■ Rows ■
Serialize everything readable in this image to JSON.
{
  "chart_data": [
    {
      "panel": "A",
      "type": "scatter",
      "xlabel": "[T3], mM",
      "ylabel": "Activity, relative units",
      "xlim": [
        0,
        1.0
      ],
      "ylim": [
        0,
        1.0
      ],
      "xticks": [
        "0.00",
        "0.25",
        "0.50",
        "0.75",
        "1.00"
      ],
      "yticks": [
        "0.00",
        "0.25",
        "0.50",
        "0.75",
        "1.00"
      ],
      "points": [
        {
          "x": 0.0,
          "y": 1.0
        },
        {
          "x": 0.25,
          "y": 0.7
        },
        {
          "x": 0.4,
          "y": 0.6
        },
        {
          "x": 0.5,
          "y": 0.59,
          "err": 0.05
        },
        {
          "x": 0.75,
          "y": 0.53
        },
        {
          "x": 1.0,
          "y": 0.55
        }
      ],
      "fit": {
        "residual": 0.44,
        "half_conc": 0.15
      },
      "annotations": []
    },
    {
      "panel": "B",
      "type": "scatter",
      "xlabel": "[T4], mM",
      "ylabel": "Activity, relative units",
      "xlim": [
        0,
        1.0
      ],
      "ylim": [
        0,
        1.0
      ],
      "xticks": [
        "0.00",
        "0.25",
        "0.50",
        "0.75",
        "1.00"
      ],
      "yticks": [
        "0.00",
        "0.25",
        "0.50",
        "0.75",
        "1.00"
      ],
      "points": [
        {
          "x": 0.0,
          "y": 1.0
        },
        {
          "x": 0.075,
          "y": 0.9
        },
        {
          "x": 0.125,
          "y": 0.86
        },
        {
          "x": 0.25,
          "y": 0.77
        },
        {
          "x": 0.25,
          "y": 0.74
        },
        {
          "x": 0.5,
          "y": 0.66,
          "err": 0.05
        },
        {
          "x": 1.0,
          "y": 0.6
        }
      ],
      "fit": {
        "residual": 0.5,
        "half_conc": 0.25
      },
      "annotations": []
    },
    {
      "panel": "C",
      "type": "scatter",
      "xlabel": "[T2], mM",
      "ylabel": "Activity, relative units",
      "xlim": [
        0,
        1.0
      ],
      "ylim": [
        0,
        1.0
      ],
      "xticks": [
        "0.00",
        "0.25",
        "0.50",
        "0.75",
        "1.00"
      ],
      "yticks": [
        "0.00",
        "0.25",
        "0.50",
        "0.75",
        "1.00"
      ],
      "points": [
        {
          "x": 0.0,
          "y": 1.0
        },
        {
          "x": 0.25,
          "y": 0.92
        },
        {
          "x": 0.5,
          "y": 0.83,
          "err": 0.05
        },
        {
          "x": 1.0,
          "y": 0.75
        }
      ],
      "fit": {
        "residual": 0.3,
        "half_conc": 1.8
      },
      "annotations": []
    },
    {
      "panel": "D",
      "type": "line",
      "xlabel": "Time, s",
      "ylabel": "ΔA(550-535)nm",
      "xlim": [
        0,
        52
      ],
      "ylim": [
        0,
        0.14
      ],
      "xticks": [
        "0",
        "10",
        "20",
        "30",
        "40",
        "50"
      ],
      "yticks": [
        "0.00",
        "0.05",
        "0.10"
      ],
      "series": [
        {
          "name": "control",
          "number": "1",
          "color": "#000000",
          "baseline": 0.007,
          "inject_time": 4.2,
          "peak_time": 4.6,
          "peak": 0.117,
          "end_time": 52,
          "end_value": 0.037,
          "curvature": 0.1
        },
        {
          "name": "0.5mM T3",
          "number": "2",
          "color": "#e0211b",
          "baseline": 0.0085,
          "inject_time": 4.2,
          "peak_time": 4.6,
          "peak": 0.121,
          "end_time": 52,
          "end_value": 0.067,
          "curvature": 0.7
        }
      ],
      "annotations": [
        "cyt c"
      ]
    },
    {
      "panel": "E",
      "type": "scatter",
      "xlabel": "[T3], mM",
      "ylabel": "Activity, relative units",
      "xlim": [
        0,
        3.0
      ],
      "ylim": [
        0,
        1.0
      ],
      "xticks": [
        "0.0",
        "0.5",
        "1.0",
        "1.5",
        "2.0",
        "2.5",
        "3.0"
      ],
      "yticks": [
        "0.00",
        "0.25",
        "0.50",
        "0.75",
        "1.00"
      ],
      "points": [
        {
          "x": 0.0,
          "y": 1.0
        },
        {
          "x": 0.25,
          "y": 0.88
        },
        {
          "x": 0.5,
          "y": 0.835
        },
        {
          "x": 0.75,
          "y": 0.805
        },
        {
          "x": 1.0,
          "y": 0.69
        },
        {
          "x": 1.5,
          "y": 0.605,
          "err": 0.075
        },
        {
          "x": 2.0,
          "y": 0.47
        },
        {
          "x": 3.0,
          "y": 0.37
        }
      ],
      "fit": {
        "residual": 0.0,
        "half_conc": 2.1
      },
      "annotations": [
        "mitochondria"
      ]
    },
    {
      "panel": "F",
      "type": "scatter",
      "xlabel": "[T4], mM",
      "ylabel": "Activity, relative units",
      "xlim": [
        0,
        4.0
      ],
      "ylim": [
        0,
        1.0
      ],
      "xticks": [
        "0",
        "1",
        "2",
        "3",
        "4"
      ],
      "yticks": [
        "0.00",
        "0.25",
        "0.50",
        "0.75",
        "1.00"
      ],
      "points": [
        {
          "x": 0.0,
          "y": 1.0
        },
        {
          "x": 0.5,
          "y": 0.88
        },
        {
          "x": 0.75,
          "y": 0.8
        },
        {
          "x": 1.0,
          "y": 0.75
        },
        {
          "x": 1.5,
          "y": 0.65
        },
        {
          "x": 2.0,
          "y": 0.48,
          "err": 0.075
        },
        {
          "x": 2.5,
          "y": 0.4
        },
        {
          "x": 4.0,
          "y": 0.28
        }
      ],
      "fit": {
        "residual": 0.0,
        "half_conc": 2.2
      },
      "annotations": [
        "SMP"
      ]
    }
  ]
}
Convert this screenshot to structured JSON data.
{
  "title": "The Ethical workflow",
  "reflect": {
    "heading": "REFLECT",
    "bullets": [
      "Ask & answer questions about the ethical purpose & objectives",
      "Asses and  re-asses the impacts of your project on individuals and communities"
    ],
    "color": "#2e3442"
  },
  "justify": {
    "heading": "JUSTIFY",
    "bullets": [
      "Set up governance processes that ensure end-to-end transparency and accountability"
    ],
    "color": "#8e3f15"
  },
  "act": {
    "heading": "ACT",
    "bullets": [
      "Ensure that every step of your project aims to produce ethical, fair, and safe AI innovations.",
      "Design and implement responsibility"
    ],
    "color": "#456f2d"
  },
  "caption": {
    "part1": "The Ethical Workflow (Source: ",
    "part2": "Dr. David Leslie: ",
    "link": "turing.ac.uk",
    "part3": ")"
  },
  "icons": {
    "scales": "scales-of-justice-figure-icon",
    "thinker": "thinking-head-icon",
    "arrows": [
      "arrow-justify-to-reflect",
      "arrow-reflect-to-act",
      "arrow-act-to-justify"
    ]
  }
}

■ Stated goal ■
Produce an exact copy of every entry above.

■ Exercise result ■
Serialize everything readable in this image to JSON.
{
  "chart_data": [
    {
      "panel": "A",
      "type": "scatter",
      "xlabel": "[T3], mM",
      "ylabel": "Activity, relative units",
      "xlim": [
        0,
        1.0
      ],
      "ylim": [
        0,
        1.0
      ],
      "xticks": [
        "0.00",
        "0.25",
        "0.50",
        "0.75",
        "1.00"
      ],
      "yticks": [
        "0.00",
        "0.25",
        "0.50",
        "0.75",
        "1.00"
      ],
      "points": [
        {
          "x": 0.0,
          "y": 1.0
        },
        {
          "x": 0.25,
          "y": 0.7
        },
        {
          "x": 0.4,
          "y": 0.6
        },
        {
          "x": 0.5,
          "y": 0.59,
          "err": 0.05
        },
        {
          "x": 0.75,
          "y": 0.53
        },
        {
          "x": 1.0,
          "y": 0.55
        }
      ],
      "fit": {
        "residual": 0.44,
        "half_conc": 0.15
      },
      "annotations": []
    },
    {
      "panel": "B",
      "type": "scatter",
      "xlabel": "[T4], mM",
      "ylabel": "Activity, relative units",
      "xlim": [
        0,
        1.0
      ],
      "ylim": [
        0,
        1.0
      ],
      "xticks": [
        "0.00",
        "0.25",
        "0.50",
        "0.75",
        "1.00"
      ],
      "yticks": [
        "0.00",
        "0.25",
        "0.50",
        "0.75",
        "1.00"
      ],
      "points": [
        {
          "x": 0.0,
          "y": 1.0
        },
        {
          "x": 0.075,
          "y": 0.9
        },
        {
          "x": 0.125,
          "y": 0.86
        },
        {
          "x": 0.25,
          "y": 0.77
        },
        {
          "x": 0.25,
          "y": 0.74
        },
        {
          "x": 0.5,
          "y": 0.66,
          "err": 0.05
        },
        {
          "x": 1.0,
          "y": 0.6
        }
      ],
      "fit": {
        "residual": 0.5,
        "half_conc": 0.25
      },
      "annotations": []
    },
    {
      "panel": "C",
      "type": "scatter",
      "xlabel": "[T2], mM",
      "ylabel": "Activity, relative units",
      "xlim": [
        0,
        1.0
      ],
      "ylim": [
        0,
        1.0
      ],
      "xticks": [
        "0.00",
        "0.25",
        "0.50",
        "0.75",
        "1.00"
      ],
      "yticks": [
        "0.00",
        "0.25",
        "0.50",
        "0.75",
        "1.00"
      ],
      "points": [
        {
          "x": 0.0,
          "y": 1.0
        },
        {
          "x": 0.25,
          "y": 0.92
        },
        {
          "x": 0.5,
          "y": 0.83,
          "err": 0.05
        },
        {
          "x": 1.0,
          "y": 0.75
        }
      ],
      "fit": {
        "residual": 0.3,
        "half_conc": 1.8
      },
      "annotations": []
    },
    {
      "panel": "D",
      "type": "line",
      "xlabel": "Time, s",
      "ylabel": "ΔA(550-535)nm",
      "xlim": [
        0,
        52
      ],
      "ylim": [
        0,
        0.14
      ],
      "xticks": [
        "0",
        "10",
        "20",
        "30",
        "40",
        "50"
      ],
      "yticks": [
        "0.00",
        "0.05",
        "0.10"
      ],
      "series": [
        {
          "name": "control",
          "number": "1",
          "color": "#000000",
          "baseline": 0.007,
          "inject_time": 4.2,
          "peak_time": 4.6,
          "peak": 0.117,
          "end_time": 52,
          "end_value": 0.037,
          "curvature": 0.1
        },
        {
          "name": "0.5mM T3",
          "number": "2",
          "color": "#e0211b",
          "baseline": 0.0085,
          "inject_time": 4.2,
          "peak_time": 4.6,
          "peak": 0.121,
          "end_time": 52,
          "end_value": 0.067,
          "curvature": 0.7
        }
      ],
      "annotations": [
        "cyt c"
      ]
    },
    {
      "panel": "E",
      "type": "scatter",
      "xlabel": "[T3], mM",
      "ylabel": "Activity, relative units",
      "xlim": [
        0,
        3.0
      ],
      "ylim": [
        0,
        1.0
      ],
      "xticks": [
        "0.0",
        "0.5",
        "1.0",
        "1.5",
        "2.0",
        "2.5",
        "3.0"
      ],
      "yticks": [
        "0.00",
        "0.25",
        "0.50",
        "0.75",
        "1.00"
      ],
      "points": [
        {
          "x": 0.0,
          "y": 1.0
        },
        {
          "x": 0.25,
          "y": 0.88
        },
        {
          "x": 0.5,
          "y": 0.835
        },
        {
          "x": 0.75,
          "y": 0.805
        },
        {
          "x": 1.0,
          "y": 0.69
        },
        {
          "x": 1.5,
          "y": 0.605,
          "err": 0.075
        },
        {
          "x": 2.0,
          "y": 0.47
        },
        {
          "x": 3.0,
          "y": 0.37
        }
      ],
      "fit": {
        "residual": 0.0,
        "half_conc": 2.1
      },
      "annotations": [
        "mitochondria"
      ]
    },
    {
      "panel": "F",
      "type": "scatter",
      "xlabel": "[T4], mM",
      "ylabel": "Activity, relative units",
      "xlim": [
        0,
        4.0
      ],
      "ylim": [
        0,
        1.0
      ],
      "xticks": [
        "0",
        "1",
        "2",
        "3",
        "4"
      ],
      "yticks": [
        "0.00",
        "0.25",
        "0.50",
        "0.75",
        "1.00"
      ],
      "points": [
        {
          "x": 0.0,
          "y": 1.0
        },
        {
          "x": 0.5,
          "y": 0.88
        },
        {
          "x": 0.75,
          "y": 0.8
        },
        {
          "x": 1.0,
          "y": 0.75
        },
        {
          "x": 1.5,
          "y": 0.65
        },
        {
          "x": 2.0,
          "y": 0.48,
          "err": 0.075
        },
        {
          "x": 2.5,
          "y": 0.4
        },
        {
          "x": 4.0,
          "y": 0.28
        }
      ],
      "fit": {
        "residual": 0.0,
        "half_conc": 2.2
      },
      "annotations": [
        "SMP"
      ]
    }
  ]
}
Convert this screenshot to structured JSON data.
{
  "title": "The Ethical workflow",
  "reflect": {
    "heading": "REFLECT",
    "bullets": [
      "Ask & answer questions about the ethical purpose & objectives",
      "Asses and  re-asses the impacts of your project on individuals and communities"
    ],
    "color": "#2e3442"
  },
  "justify": {
    "heading": "JUSTIFY",
    "bullets": [
      "Set up governance processes that ensure end-to-end transparency and accountability"
    ],
    "color": "#8e3f15"
  },
  "act": {
    "heading": "ACT",
    "bullets": [
      "Ensure that every step of your project aims to produce ethical, fair, and safe AI innovations.",
      "Design and implement responsibility"
    ],
    "color": "#456f2d"
  },
  "caption": {
    "part1": "The Ethical Workflow (Source: ",
    "part2": "Dr. David Leslie: ",
    "link": "turing.ac.uk",
    "part3": ")"
  },
  "icons": {
    "scales": "scales-of-justice-figure-icon",
    "thinker": "thinking-head-icon",
    "arrows": [
      "arrow-justify-to-reflect",
      "arrow-reflect-to-act",
      "arrow-act-to-justify"
    ]
  }
}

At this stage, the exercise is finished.